Task set -
a) Which court decided the case in the court opinion?
b) Repeat the court opinion word for word from "Easterbrook, Circuit Judge." to "unsolicited fax advertisements.".
---- Source passage
Craftwood Ii, Inc. v. Generac Power Sys., Inc.

Decision Date01 April 2019
Docket NumberNo. 18-2883,18-2883
Citation920 F.3d 479
Parties CRAFTWOOD II, INC., and Craftwood III, Inc., Plaintiffs-Appellants, v. GENERAC POWER SYSTEMS, INC., and Comprehensive Marketing, Inc., Defendants-Appellees.
CourtU.S. Court of Appeals — Seventh Circuit

Charles Darryl Cordero, Attorney, Damon Rubin, Attorney, PAYNE & FEARS LLP, El Segundo, CA, Peter M. Trobe, TROBE, BABOWICE & ASSOCIATES, Waukegan, IL, for Plaintiffs-Appellants.

Molly Arranz, Attorney, Michael L. Resis, Attorney, SMITHAMUNDSEN, LLC, Chicago, IL, for Defendant-Appellee GENERAC POWER SYSTEMS, INC., a Wisconsin corporation.

Paul Bozych, Attorney, Preetha Jayakumar, Attorney, NIELSEN, ZEHE & ANTAS, P.C., Chicago, IL, for Defendant-Appellee COMPREHENSIVE MARKETING, INC., an Illinois corporation.

Before Easterbrook, Kanne, and Hamilton, Circuit Judges.

Easterbrook, Circuit Judge.

Two corporations, Craftwood II and Craftwood III, operate hardware businesses in California. They contend in this suit under the Telephone Consumer Protection Act, 47 U.S.C. § 227, that defendants sent them unsolicited fax advertisements.
--------
---- Provided material
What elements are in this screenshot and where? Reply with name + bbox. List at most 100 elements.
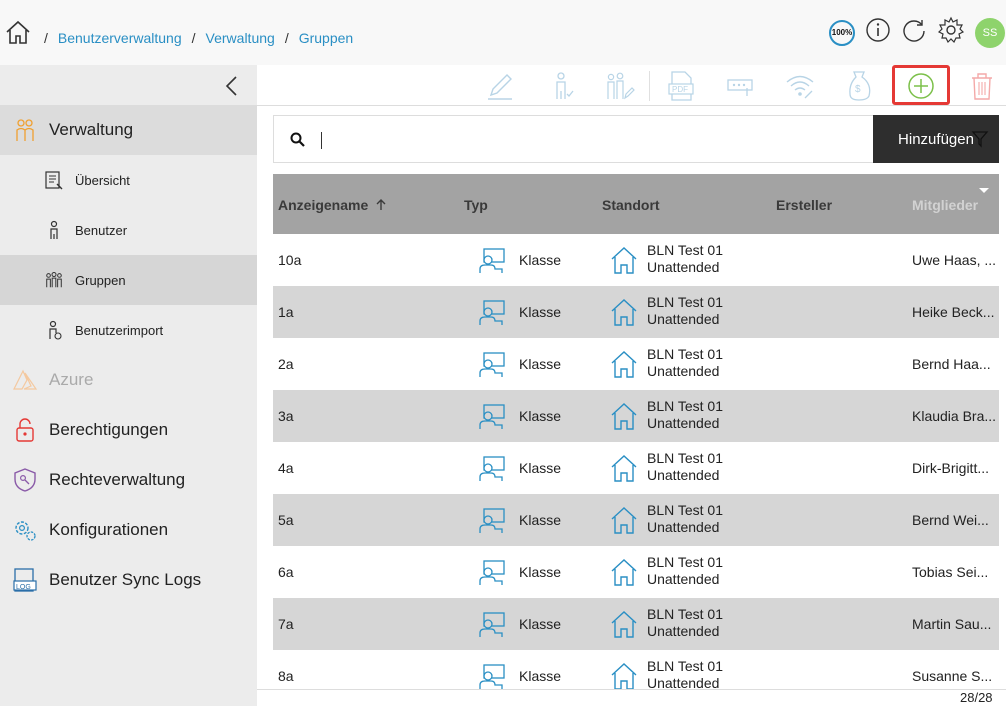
--------
Answers -
a) The U.S. Court of Appeals for the Seventh Circuit.

b)
Easterbrook, Circuit Judge.

Two corporations, Craftwood II and Craftwood III, operate hardware businesses in California. They contend in this suit under the Telephone Consumer Protection Act, 47 U.S.C. § 227, that defendants sent them unsolicited fax advertisements.